WHAT IS ASKED
Images excluded, repeat each entry below exactly.

EXTRACTED DATA
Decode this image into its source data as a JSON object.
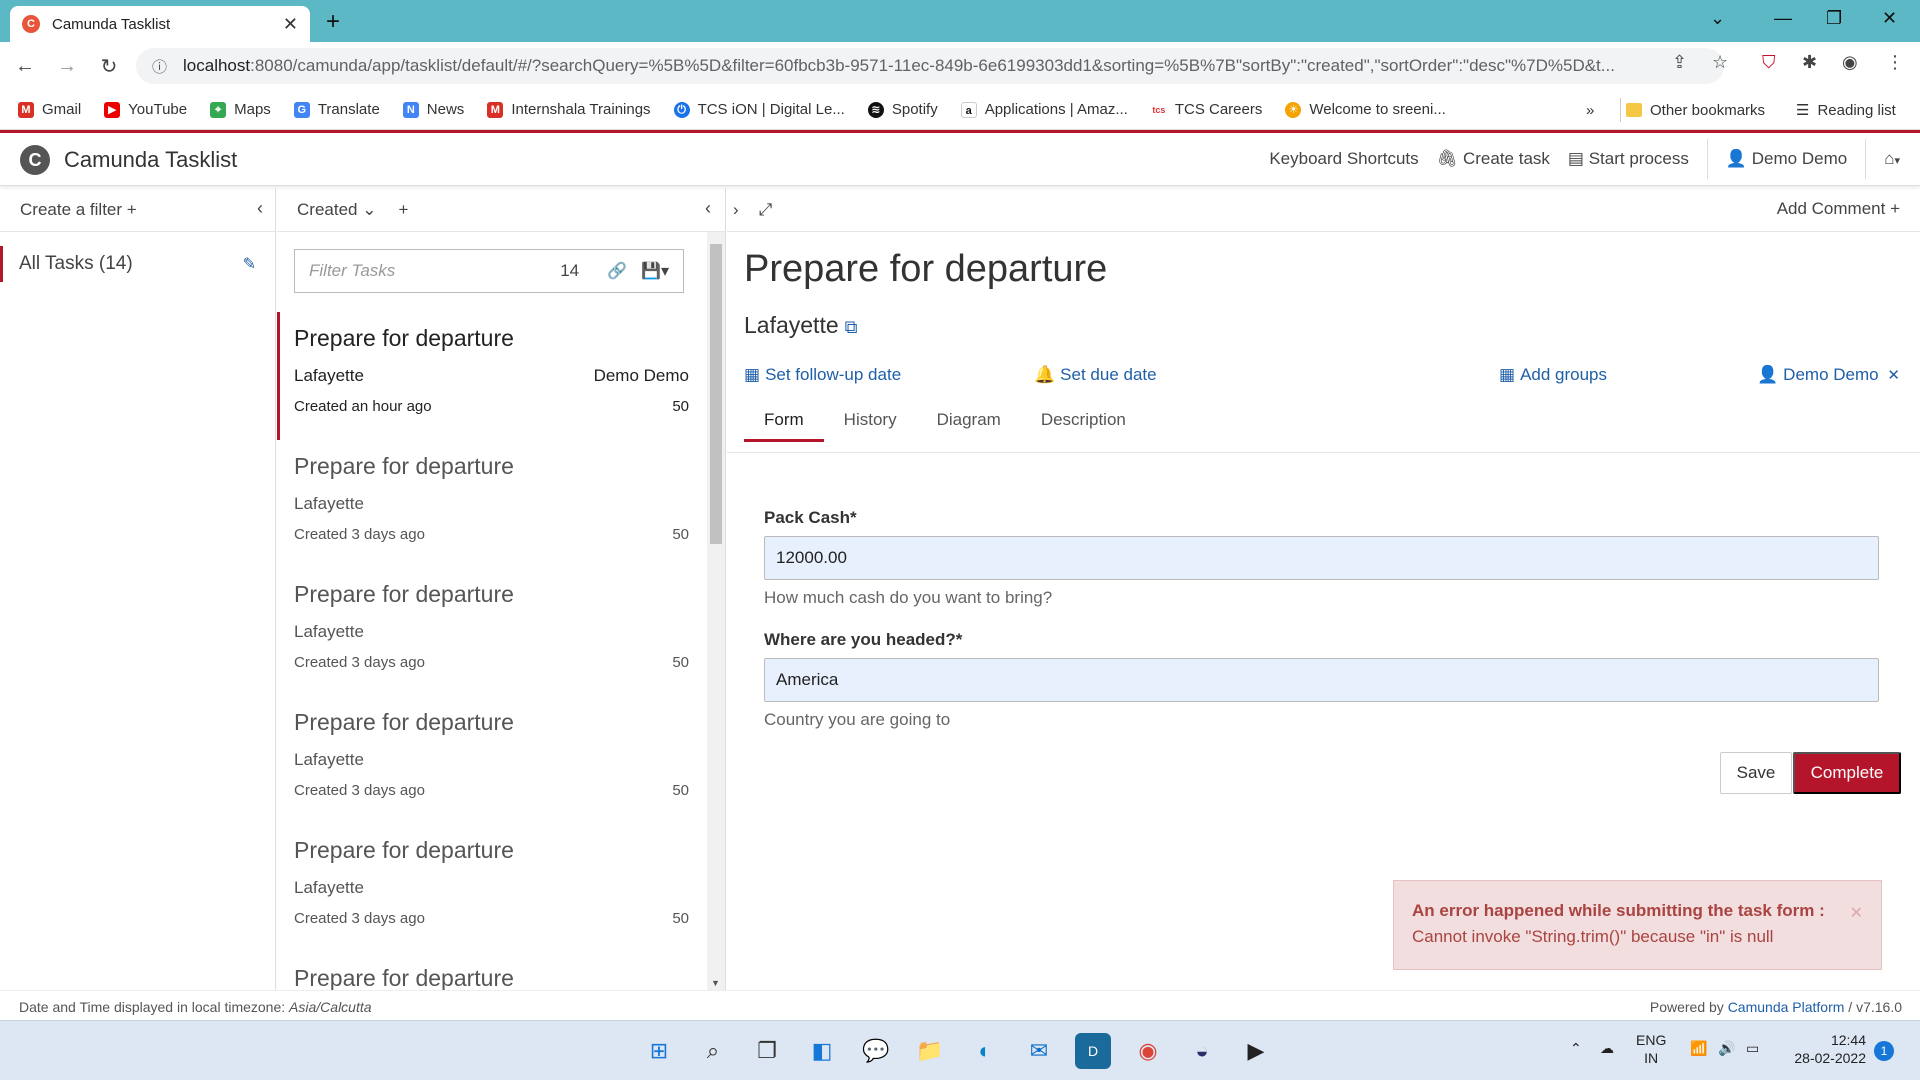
{
  "browser": {
    "tab_title": "Camunda Tasklist",
    "url_host": "localhost",
    "url_rest": ":8080/camunda/app/tasklist/default/#/?searchQuery=%5B%5D&filter=60fbcb3b-9571-11ec-849b-6e6199303dd1&sorting=%5B%7B\"sortBy\":\"created\",\"sortOrder\":\"desc\"%7D%5D&t...",
    "bookmarks": [
      "Gmail",
      "YouTube",
      "Maps",
      "Translate",
      "News",
      "Internshala Trainings",
      "TCS iON | Digital Le...",
      "Spotify",
      "Applications | Amaz...",
      "TCS Careers",
      "Welcome to sreeni..."
    ],
    "more_bookmarks": "»",
    "other_bookmarks": "Other bookmarks",
    "reading_list": "Reading list"
  },
  "header": {
    "title": "Camunda Tasklist",
    "keyboard_shortcuts": "Keyboard Shortcuts",
    "create_task": "Create task",
    "start_process": "Start process",
    "user": "Demo Demo"
  },
  "filters": {
    "create_label": "Create a filter +",
    "items": [
      {
        "label": "All Tasks (14)"
      }
    ]
  },
  "list": {
    "sort_label": "Created",
    "add": "+",
    "search_placeholder": "Filter Tasks",
    "count": "14",
    "tasks": [
      {
        "name": "Prepare for departure",
        "process": "Lafayette",
        "assignee": "Demo Demo",
        "created": "Created an hour ago",
        "priority": "50"
      },
      {
        "name": "Prepare for departure",
        "process": "Lafayette",
        "assignee": "",
        "created": "Created 3 days ago",
        "priority": "50"
      },
      {
        "name": "Prepare for departure",
        "process": "Lafayette",
        "assignee": "",
        "created": "Created 3 days ago",
        "priority": "50"
      },
      {
        "name": "Prepare for departure",
        "process": "Lafayette",
        "assignee": "",
        "created": "Created 3 days ago",
        "priority": "50"
      },
      {
        "name": "Prepare for departure",
        "process": "Lafayette",
        "assignee": "",
        "created": "Created 3 days ago",
        "priority": "50"
      },
      {
        "name": "Prepare for departure",
        "process": "",
        "assignee": "",
        "created": "",
        "priority": ""
      }
    ]
  },
  "detail": {
    "add_comment": "Add Comment +",
    "title": "Prepare for departure",
    "process": "Lafayette",
    "follow_up": "Set follow-up date",
    "due_date": "Set due date",
    "add_groups": "Add groups",
    "assignee": "Demo Demo",
    "tabs": [
      "Form",
      "History",
      "Diagram",
      "Description"
    ],
    "form": {
      "cash_label": "Pack Cash*",
      "cash_value": "12000.00",
      "cash_help": "How much cash do you want to bring?",
      "dest_label": "Where are you headed?*",
      "dest_value": "America",
      "dest_help": "Country you are going to"
    },
    "save": "Save",
    "complete": "Complete",
    "error_title": "An error happened while submitting the task form :",
    "error_msg": "Cannot invoke \"String.trim()\" because \"in\" is null"
  },
  "footer": {
    "tz_prefix": "Date and Time displayed in local timezone: ",
    "tz": "Asia/Calcutta",
    "powered_prefix": "Powered by ",
    "platform": "Camunda Platform",
    "version": " / v7.16.0"
  },
  "taskbar": {
    "lang1": "ENG",
    "lang2": "IN",
    "time": "12:44",
    "date": "28-02-2022",
    "notif": "1"
  },
  "colors": {
    "brand": "#b5152b",
    "link": "#1f5fa8",
    "chrome": "#5cb8c4"
  }
}
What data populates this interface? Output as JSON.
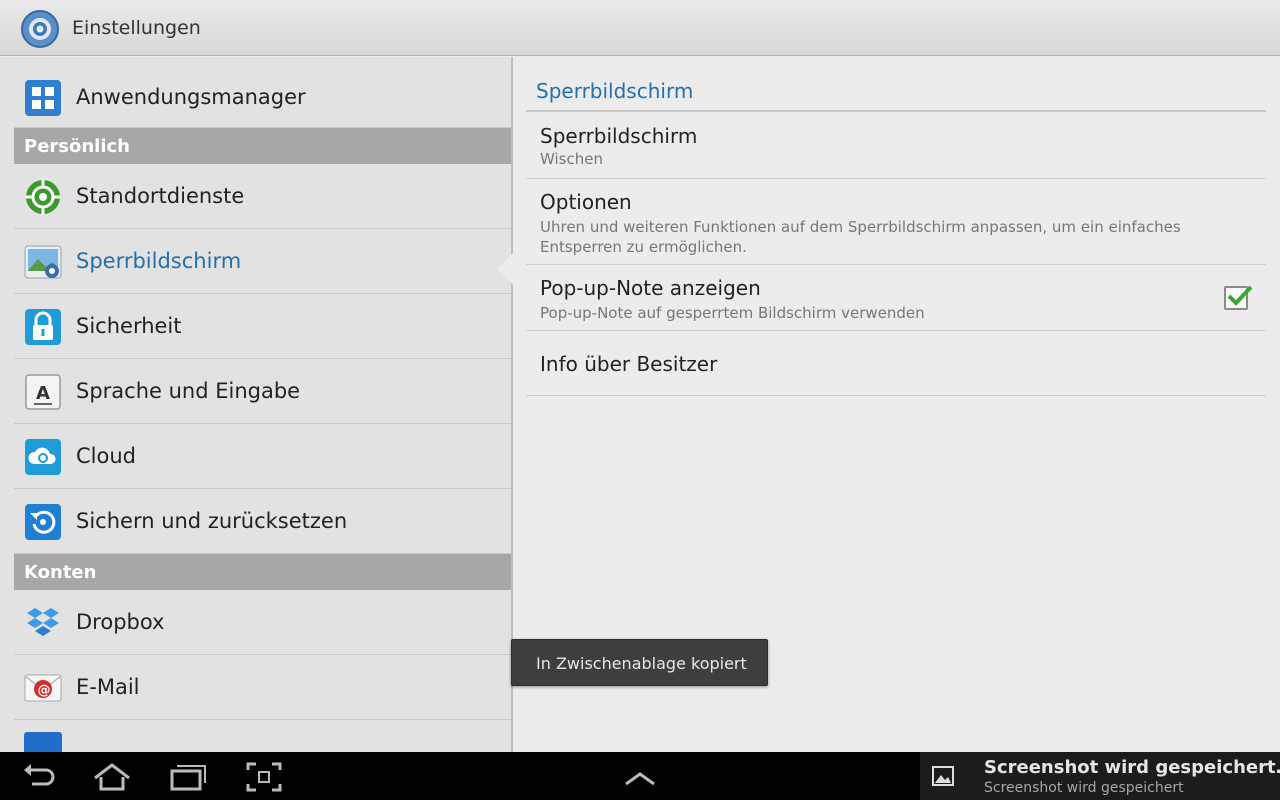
{
  "actionbar": {
    "title": "Einstellungen",
    "icon": "settings-gear-icon"
  },
  "sidebar": {
    "top_item": {
      "label": "Anwendungsmanager",
      "icon": "apps-grid-icon"
    },
    "sections": [
      {
        "header": "Persönlich",
        "items": [
          {
            "label": "Standortdienste",
            "icon": "location-target-icon"
          },
          {
            "label": "Sperrbildschirm",
            "icon": "lockscreen-image-icon",
            "selected": true
          },
          {
            "label": "Sicherheit",
            "icon": "padlock-icon"
          },
          {
            "label": "Sprache und Eingabe",
            "icon": "keyboard-letter-a-icon"
          },
          {
            "label": "Cloud",
            "icon": "cloud-sync-icon"
          },
          {
            "label": "Sichern und zurücksetzen",
            "icon": "backup-restore-icon"
          }
        ]
      },
      {
        "header": "Konten",
        "items": [
          {
            "label": "Dropbox",
            "icon": "dropbox-icon"
          },
          {
            "label": "E-Mail",
            "icon": "email-envelope-icon"
          }
        ]
      }
    ]
  },
  "detail": {
    "header": "Sperrbildschirm",
    "prefs": [
      {
        "title": "Sperrbildschirm",
        "summary": "Wischen"
      },
      {
        "title": "Optionen",
        "summary": "Uhren und weiteren Funktionen auf dem Sperrbildschirm anpassen, um ein einfaches Entsperren zu ermöglichen."
      },
      {
        "title": "Pop-up-Note anzeigen",
        "summary": "Pop-up-Note auf gesperrtem Bildschirm verwenden",
        "checked": true
      },
      {
        "title": "Info über Besitzer",
        "summary": ""
      }
    ]
  },
  "toast": {
    "text": "In Zwischenablage kopiert"
  },
  "systembar": {
    "buttons": [
      "back-arrow-icon",
      "home-icon",
      "recent-apps-icon",
      "screenshot-capture-icon",
      "chevron-up-icon"
    ],
    "notification": {
      "title": "Screenshot wird gespeichert…",
      "subtitle": "Screenshot wird gespeichert",
      "icon": "gallery-image-icon"
    }
  },
  "colors": {
    "accent": "#2270b0",
    "section_bg": "#a7a7a7",
    "pane_bg": "#e2e2e2"
  }
}
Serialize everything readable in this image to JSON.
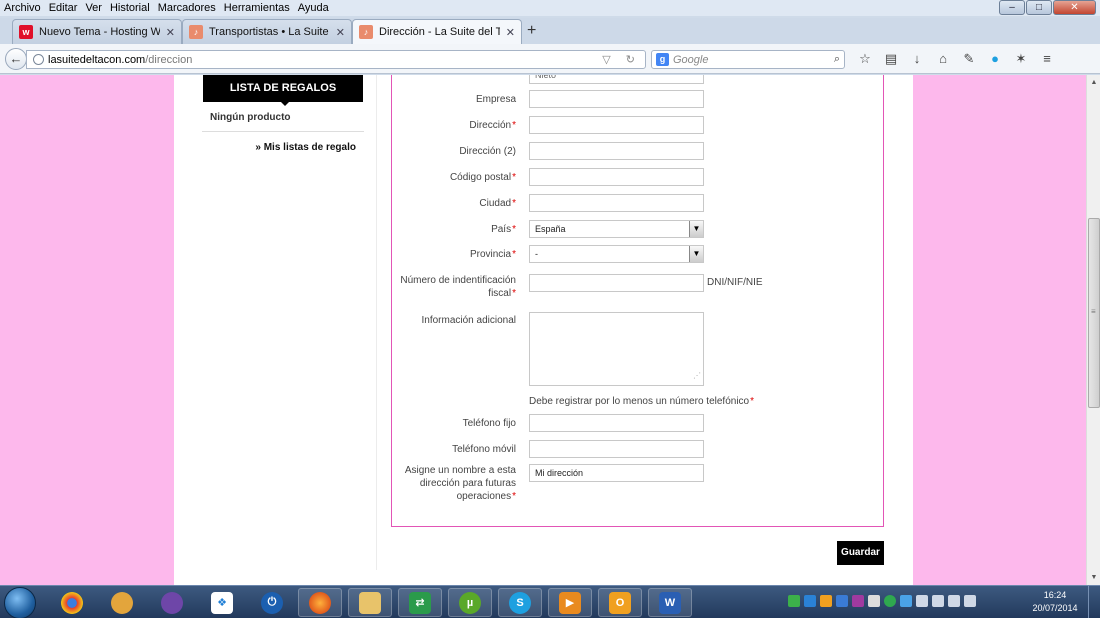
{
  "menu": [
    "Archivo",
    "Editar",
    "Ver",
    "Historial",
    "Marcadores",
    "Herramientas",
    "Ayuda"
  ],
  "tabs": [
    {
      "title": "Nuevo Tema - Hosting Wo...",
      "fav": "w",
      "fav_color": "#e0102a"
    },
    {
      "title": "Transportistas • La Suite de...",
      "fav": "",
      "fav_color": "#e06b4a"
    },
    {
      "title": "Dirección - La Suite del Tac...",
      "fav": "",
      "fav_color": "#e06b4a"
    }
  ],
  "url": {
    "host": "lasuitedeltacon.com",
    "path": "/direccion"
  },
  "search": {
    "engine": "Google",
    "placeholder": "Google"
  },
  "sidebar": {
    "heading": "LISTA DE REGALOS",
    "empty": "Ningún producto",
    "link": "» Mis listas de regalo"
  },
  "form": {
    "partial_value": "Nieto",
    "fields": {
      "empresa": {
        "label": "Empresa",
        "value": ""
      },
      "direccion": {
        "label": "Dirección",
        "value": ""
      },
      "direccion2": {
        "label": "Dirección (2)",
        "value": ""
      },
      "cp": {
        "label": "Código postal",
        "value": ""
      },
      "ciudad": {
        "label": "Ciudad",
        "value": ""
      },
      "pais": {
        "label": "País",
        "value": "España"
      },
      "provincia": {
        "label": "Provincia",
        "value": "-"
      },
      "nif_line1": {
        "label": "Número de indentificación"
      },
      "nif_line2": {
        "label": "fiscal"
      },
      "nif_suffix": "DNI/NIF/NIE",
      "info": {
        "label": "Información adicional"
      },
      "note": "Debe registrar por lo menos un número telefónico",
      "tel_fijo": {
        "label": "Teléfono fijo",
        "value": ""
      },
      "tel_movil": {
        "label": "Teléfono móvil",
        "value": ""
      },
      "alias_l1": "Asigne un nombre a esta",
      "alias_l2": "dirección para futuras",
      "alias_l3": "operaciones",
      "alias_value": "Mi dirección"
    },
    "required_mark": "*",
    "save_label": "Guardar"
  },
  "clock": {
    "time": "16:24",
    "date": "20/07/2014"
  },
  "accent_colors": {
    "page_bg": "#fdb8ec",
    "form_border": "#e255b6",
    "button": "#000000"
  }
}
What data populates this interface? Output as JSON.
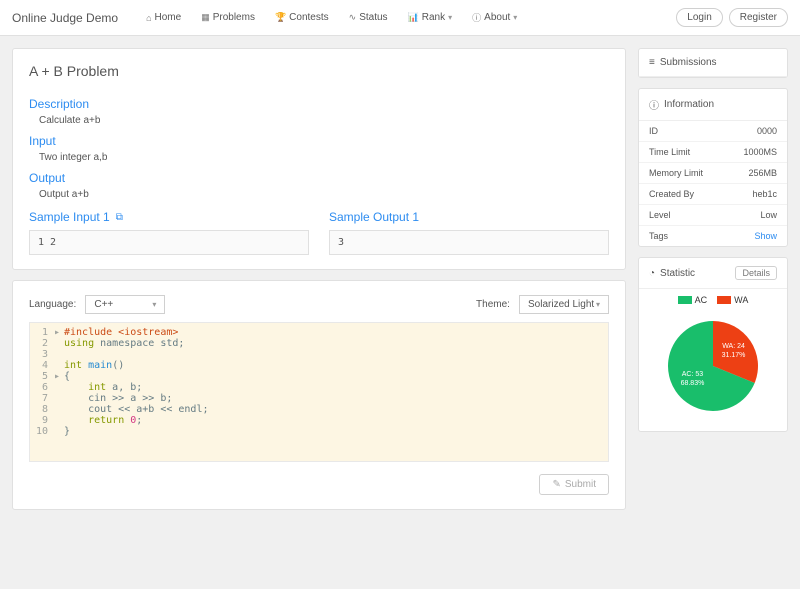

TASK SOLUTION
Decode this image into its source data as a JSON object.
{
  "browser": {
    "tab_title": "Camunda Tasklist",
    "url_host": "localhost",
    "url_rest": ":8080/camunda/app/tasklist/default/#/?searchQuery=%5B%5D&filter=60fbcb3b-9571-11ec-849b-6e6199303dd1&sorting=%5B%7B\"sortBy\":\"created\",\"sortOrder\":\"desc\"%7D%5D&t...",
    "bookmarks": [
      "Gmail",
      "YouTube",
      "Maps",
      "Translate",
      "News",
      "Internshala Trainings",
      "TCS iON | Digital Le...",
      "Spotify",
      "Applications | Amaz...",
      "TCS Careers",
      "Welcome to sreeni..."
    ],
    "more_bookmarks": "»",
    "other_bookmarks": "Other bookmarks",
    "reading_list": "Reading list"
  },
  "header": {
    "title": "Camunda Tasklist",
    "keyboard_shortcuts": "Keyboard Shortcuts",
    "create_task": "Create task",
    "start_process": "Start process",
    "user": "Demo Demo"
  },
  "filters": {
    "create_label": "Create a filter +",
    "items": [
      {
        "label": "All Tasks (14)"
      }
    ]
  },
  "list": {
    "sort_label": "Created",
    "add": "+",
    "search_placeholder": "Filter Tasks",
    "count": "14",
    "tasks": [
      {
        "name": "Prepare for departure",
        "process": "Lafayette",
        "assignee": "Demo Demo",
        "created": "Created an hour ago",
        "priority": "50"
      },
      {
        "name": "Prepare for departure",
        "process": "Lafayette",
        "assignee": "",
        "created": "Created 3 days ago",
        "priority": "50"
      },
      {
        "name": "Prepare for departure",
        "process": "Lafayette",
        "assignee": "",
        "created": "Created 3 days ago",
        "priority": "50"
      },
      {
        "name": "Prepare for departure",
        "process": "Lafayette",
        "assignee": "",
        "created": "Created 3 days ago",
        "priority": "50"
      },
      {
        "name": "Prepare for departure",
        "process": "Lafayette",
        "assignee": "",
        "created": "Created 3 days ago",
        "priority": "50"
      },
      {
        "name": "Prepare for departure",
        "process": "",
        "assignee": "",
        "created": "",
        "priority": ""
      }
    ]
  },
  "detail": {
    "add_comment": "Add Comment +",
    "title": "Prepare for departure",
    "process": "Lafayette",
    "follow_up": "Set follow-up date",
    "due_date": "Set due date",
    "add_groups": "Add groups",
    "assignee": "Demo Demo",
    "tabs": [
      "Form",
      "History",
      "Diagram",
      "Description"
    ],
    "form": {
      "cash_label": "Pack Cash*",
      "cash_value": "12000.00",
      "cash_help": "How much cash do you want to bring?",
      "dest_label": "Where are you headed?*",
      "dest_value": "America",
      "dest_help": "Country you are going to"
    },
    "save": "Save",
    "complete": "Complete",
    "error_title": "An error happened while submitting the task form :",
    "error_msg": "Cannot invoke \"String.trim()\" because \"in\" is null"
  },
  "footer": {
    "tz_prefix": "Date and Time displayed in local timezone: ",
    "tz": "Asia/Calcutta",
    "powered_prefix": "Powered by ",
    "platform": "Camunda Platform",
    "version": " / v7.16.0"
  },
  "taskbar": {
    "lang1": "ENG",
    "lang2": "IN",
    "time": "12:44",
    "date": "28-02-2022",
    "notif": "1"
  },
  "colors": {
    "brand": "#b5152b",
    "link": "#1f5fa8",
    "chrome": "#5cb8c4"
  }
}
What data populates this interface? Output as JSON.
{
  "actionbar": {
    "title": "Einstellungen",
    "icon": "settings-gear-icon"
  },
  "sidebar": {
    "top_item": {
      "label": "Anwendungsmanager",
      "icon": "apps-grid-icon"
    },
    "sections": [
      {
        "header": "Persönlich",
        "items": [
          {
            "label": "Standortdienste",
            "icon": "location-target-icon"
          },
          {
            "label": "Sperrbildschirm",
            "icon": "lockscreen-image-icon",
            "selected": true
          },
          {
            "label": "Sicherheit",
            "icon": "padlock-icon"
          },
          {
            "label": "Sprache und Eingabe",
            "icon": "keyboard-letter-a-icon"
          },
          {
            "label": "Cloud",
            "icon": "cloud-sync-icon"
          },
          {
            "label": "Sichern und zurücksetzen",
            "icon": "backup-restore-icon"
          }
        ]
      },
      {
        "header": "Konten",
        "items": [
          {
            "label": "Dropbox",
            "icon": "dropbox-icon"
          },
          {
            "label": "E-Mail",
            "icon": "email-envelope-icon"
          }
        ]
      }
    ]
  },
  "detail": {
    "header": "Sperrbildschirm",
    "prefs": [
      {
        "title": "Sperrbildschirm",
        "summary": "Wischen"
      },
      {
        "title": "Optionen",
        "summary": "Uhren und weiteren Funktionen auf dem Sperrbildschirm anpassen, um ein einfaches Entsperren zu ermöglichen."
      },
      {
        "title": "Pop-up-Note anzeigen",
        "summary": "Pop-up-Note auf gesperrtem Bildschirm verwenden",
        "checked": true
      },
      {
        "title": "Info über Besitzer",
        "summary": ""
      }
    ]
  },
  "toast": {
    "text": "In Zwischenablage kopiert"
  },
  "systembar": {
    "buttons": [
      "back-arrow-icon",
      "home-icon",
      "recent-apps-icon",
      "screenshot-capture-icon",
      "chevron-up-icon"
    ],
    "notification": {
      "title": "Screenshot wird gespeichert…",
      "subtitle": "Screenshot wird gespeichert",
      "icon": "gallery-image-icon"
    }
  },
  "colors": {
    "accent": "#2270b0",
    "section_bg": "#a7a7a7",
    "pane_bg": "#e2e2e2"
  }
}
Serialize everything readable in this image to JSON.
{
  "menu": [
    "Archivo",
    "Editar",
    "Ver",
    "Historial",
    "Marcadores",
    "Herramientas",
    "Ayuda"
  ],
  "tabs": [
    {
      "title": "Nuevo Tema - Hosting Wo...",
      "fav": "w",
      "fav_color": "#e0102a"
    },
    {
      "title": "Transportistas • La Suite de...",
      "fav": "",
      "fav_color": "#e06b4a"
    },
    {
      "title": "Dirección - La Suite del Tac...",
      "fav": "",
      "fav_color": "#e06b4a"
    }
  ],
  "url": {
    "host": "lasuitedeltacon.com",
    "path": "/direccion"
  },
  "search": {
    "engine": "Google",
    "placeholder": "Google"
  },
  "sidebar": {
    "heading": "LISTA DE REGALOS",
    "empty": "Ningún producto",
    "link": "» Mis listas de regalo"
  },
  "form": {
    "partial_value": "Nieto",
    "fields": {
      "empresa": {
        "label": "Empresa",
        "value": ""
      },
      "direccion": {
        "label": "Dirección",
        "value": ""
      },
      "direccion2": {
        "label": "Dirección (2)",
        "value": ""
      },
      "cp": {
        "label": "Código postal",
        "value": ""
      },
      "ciudad": {
        "label": "Ciudad",
        "value": ""
      },
      "pais": {
        "label": "País",
        "value": "España"
      },
      "provincia": {
        "label": "Provincia",
        "value": "-"
      },
      "nif_line1": {
        "label": "Número de indentificación"
      },
      "nif_line2": {
        "label": "fiscal"
      },
      "nif_suffix": "DNI/NIF/NIE",
      "info": {
        "label": "Información adicional"
      },
      "note": "Debe registrar por lo menos un número telefónico",
      "tel_fijo": {
        "label": "Teléfono fijo",
        "value": ""
      },
      "tel_movil": {
        "label": "Teléfono móvil",
        "value": ""
      },
      "alias_l1": "Asigne un nombre a esta",
      "alias_l2": "dirección para futuras",
      "alias_l3": "operaciones",
      "alias_value": "Mi dirección"
    },
    "required_mark": "*",
    "save_label": "Guardar"
  },
  "clock": {
    "time": "16:24",
    "date": "20/07/2014"
  },
  "accent_colors": {
    "page_bg": "#fdb8ec",
    "form_border": "#e255b6",
    "button": "#000000"
  }
}
What data populates this interface? Output as JSON.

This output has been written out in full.